#### Aim of the exercise
Starting from the line containing "Read all visible content and emit it as JSON.", write out every remaining line exactly, the last one included.

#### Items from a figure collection

• • • • • • •

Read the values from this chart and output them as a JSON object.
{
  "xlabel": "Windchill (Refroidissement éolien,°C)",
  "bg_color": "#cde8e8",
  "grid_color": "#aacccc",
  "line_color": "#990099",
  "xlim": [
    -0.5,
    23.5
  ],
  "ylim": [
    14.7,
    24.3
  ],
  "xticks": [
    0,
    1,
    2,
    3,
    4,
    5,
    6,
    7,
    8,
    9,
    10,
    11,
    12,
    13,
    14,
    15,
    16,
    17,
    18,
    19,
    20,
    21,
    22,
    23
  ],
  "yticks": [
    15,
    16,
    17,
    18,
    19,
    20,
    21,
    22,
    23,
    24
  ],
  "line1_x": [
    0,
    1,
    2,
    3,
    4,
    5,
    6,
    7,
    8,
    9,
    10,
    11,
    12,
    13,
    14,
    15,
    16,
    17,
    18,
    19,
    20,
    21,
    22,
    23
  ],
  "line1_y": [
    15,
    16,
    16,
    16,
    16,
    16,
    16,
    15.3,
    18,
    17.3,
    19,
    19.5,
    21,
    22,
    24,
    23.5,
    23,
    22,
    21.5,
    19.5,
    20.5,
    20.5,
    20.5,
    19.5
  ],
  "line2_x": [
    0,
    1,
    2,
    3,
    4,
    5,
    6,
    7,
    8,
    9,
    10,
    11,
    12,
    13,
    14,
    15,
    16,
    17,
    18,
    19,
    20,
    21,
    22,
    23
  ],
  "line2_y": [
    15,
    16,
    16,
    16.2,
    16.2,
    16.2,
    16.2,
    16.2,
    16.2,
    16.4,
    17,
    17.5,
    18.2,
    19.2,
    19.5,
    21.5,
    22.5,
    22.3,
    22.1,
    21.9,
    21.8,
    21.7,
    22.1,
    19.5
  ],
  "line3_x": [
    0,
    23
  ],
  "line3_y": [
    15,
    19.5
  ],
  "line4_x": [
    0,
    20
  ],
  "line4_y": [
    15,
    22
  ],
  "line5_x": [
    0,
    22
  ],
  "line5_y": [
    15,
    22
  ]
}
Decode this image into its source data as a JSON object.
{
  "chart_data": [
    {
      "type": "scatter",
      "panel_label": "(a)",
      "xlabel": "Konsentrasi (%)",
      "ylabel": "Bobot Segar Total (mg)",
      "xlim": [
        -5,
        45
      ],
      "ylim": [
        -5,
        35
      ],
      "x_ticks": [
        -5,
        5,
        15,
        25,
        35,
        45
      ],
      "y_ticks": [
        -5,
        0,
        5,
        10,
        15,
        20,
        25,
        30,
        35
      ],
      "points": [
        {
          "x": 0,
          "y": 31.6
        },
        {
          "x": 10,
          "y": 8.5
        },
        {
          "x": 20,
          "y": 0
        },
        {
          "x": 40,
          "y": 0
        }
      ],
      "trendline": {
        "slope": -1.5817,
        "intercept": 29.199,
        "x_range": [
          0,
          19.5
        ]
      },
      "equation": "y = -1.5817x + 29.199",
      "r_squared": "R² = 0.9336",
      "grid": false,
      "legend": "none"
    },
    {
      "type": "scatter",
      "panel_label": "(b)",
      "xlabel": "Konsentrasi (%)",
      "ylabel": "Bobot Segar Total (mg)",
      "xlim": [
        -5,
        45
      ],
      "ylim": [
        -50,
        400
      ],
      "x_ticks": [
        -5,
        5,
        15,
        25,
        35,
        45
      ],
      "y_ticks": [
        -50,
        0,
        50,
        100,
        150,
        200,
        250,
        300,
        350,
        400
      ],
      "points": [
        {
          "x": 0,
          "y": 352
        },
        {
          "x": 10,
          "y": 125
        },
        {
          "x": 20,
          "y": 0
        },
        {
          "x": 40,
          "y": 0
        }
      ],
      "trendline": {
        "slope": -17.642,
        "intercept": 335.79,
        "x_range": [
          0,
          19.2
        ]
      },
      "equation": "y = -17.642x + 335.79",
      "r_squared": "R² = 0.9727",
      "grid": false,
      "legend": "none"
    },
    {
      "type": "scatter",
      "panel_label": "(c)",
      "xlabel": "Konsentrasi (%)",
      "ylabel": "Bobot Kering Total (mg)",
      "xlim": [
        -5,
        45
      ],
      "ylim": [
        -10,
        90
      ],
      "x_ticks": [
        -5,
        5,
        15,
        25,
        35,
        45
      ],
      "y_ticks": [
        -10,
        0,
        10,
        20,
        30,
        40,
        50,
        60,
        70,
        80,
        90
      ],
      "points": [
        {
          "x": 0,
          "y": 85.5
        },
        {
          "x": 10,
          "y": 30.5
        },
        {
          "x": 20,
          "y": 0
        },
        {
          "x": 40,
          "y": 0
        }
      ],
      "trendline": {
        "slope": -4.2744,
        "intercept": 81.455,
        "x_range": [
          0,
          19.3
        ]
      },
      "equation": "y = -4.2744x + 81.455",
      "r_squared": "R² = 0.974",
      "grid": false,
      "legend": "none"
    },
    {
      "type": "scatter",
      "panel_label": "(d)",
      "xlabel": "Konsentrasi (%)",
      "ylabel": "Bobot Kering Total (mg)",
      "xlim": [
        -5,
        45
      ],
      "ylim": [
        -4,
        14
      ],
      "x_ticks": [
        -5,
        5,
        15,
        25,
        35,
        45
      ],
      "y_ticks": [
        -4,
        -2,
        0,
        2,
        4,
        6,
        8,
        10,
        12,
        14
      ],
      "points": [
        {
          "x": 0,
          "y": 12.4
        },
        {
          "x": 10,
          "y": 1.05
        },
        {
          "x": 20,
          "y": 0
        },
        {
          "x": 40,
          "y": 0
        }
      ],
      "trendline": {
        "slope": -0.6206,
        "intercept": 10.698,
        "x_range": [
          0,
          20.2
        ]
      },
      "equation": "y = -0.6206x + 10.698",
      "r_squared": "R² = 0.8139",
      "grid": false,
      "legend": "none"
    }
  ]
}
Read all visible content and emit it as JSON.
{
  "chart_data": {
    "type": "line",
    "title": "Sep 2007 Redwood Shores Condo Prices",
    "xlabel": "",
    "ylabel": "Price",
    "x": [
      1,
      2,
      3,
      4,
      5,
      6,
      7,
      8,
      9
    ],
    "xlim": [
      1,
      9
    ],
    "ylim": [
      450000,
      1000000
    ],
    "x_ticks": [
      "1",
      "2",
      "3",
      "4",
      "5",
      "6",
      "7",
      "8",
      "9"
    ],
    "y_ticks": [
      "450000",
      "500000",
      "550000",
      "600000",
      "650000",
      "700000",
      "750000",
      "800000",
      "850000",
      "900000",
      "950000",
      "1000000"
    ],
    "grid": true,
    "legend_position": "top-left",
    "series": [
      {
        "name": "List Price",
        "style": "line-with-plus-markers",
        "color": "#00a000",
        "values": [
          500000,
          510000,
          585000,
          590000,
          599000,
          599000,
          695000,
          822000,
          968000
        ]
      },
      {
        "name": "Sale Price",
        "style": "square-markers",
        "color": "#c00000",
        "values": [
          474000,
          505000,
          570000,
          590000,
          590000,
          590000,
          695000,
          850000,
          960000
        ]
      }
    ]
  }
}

• • • • • • •

#### Solution to this problem
Read all visible content and emit it as JSON.
{
  "chart_data": {
    "type": "line",
    "title": "Sep 2007 Redwood Shores Condo Prices",
    "xlabel": "",
    "ylabel": "Price",
    "x": [
      1,
      2,
      3,
      4,
      5,
      6,
      7,
      8,
      9
    ],
    "xlim": [
      1,
      9
    ],
    "ylim": [
      450000,
      1000000
    ],
    "x_ticks": [
      "1",
      "2",
      "3",
      "4",
      "5",
      "6",
      "7",
      "8",
      "9"
    ],
    "y_ticks": [
      "450000",
      "500000",
      "550000",
      "600000",
      "650000",
      "700000",
      "750000",
      "800000",
      "850000",
      "900000",
      "950000",
      "1000000"
    ],
    "grid": true,
    "legend_position": "top-left",
    "series": [
      {
        "name": "List Price",
        "style": "line-with-plus-markers",
        "color": "#00a000",
        "values": [
          500000,
          510000,
          585000,
          590000,
          599000,
          599000,
          695000,
          822000,
          968000
        ]
      },
      {
        "name": "Sale Price",
        "style": "square-markers",
        "color": "#c00000",
        "values": [
          474000,
          505000,
          570000,
          590000,
          590000,
          590000,
          695000,
          850000,
          960000
        ]
      }
    ]
  }
}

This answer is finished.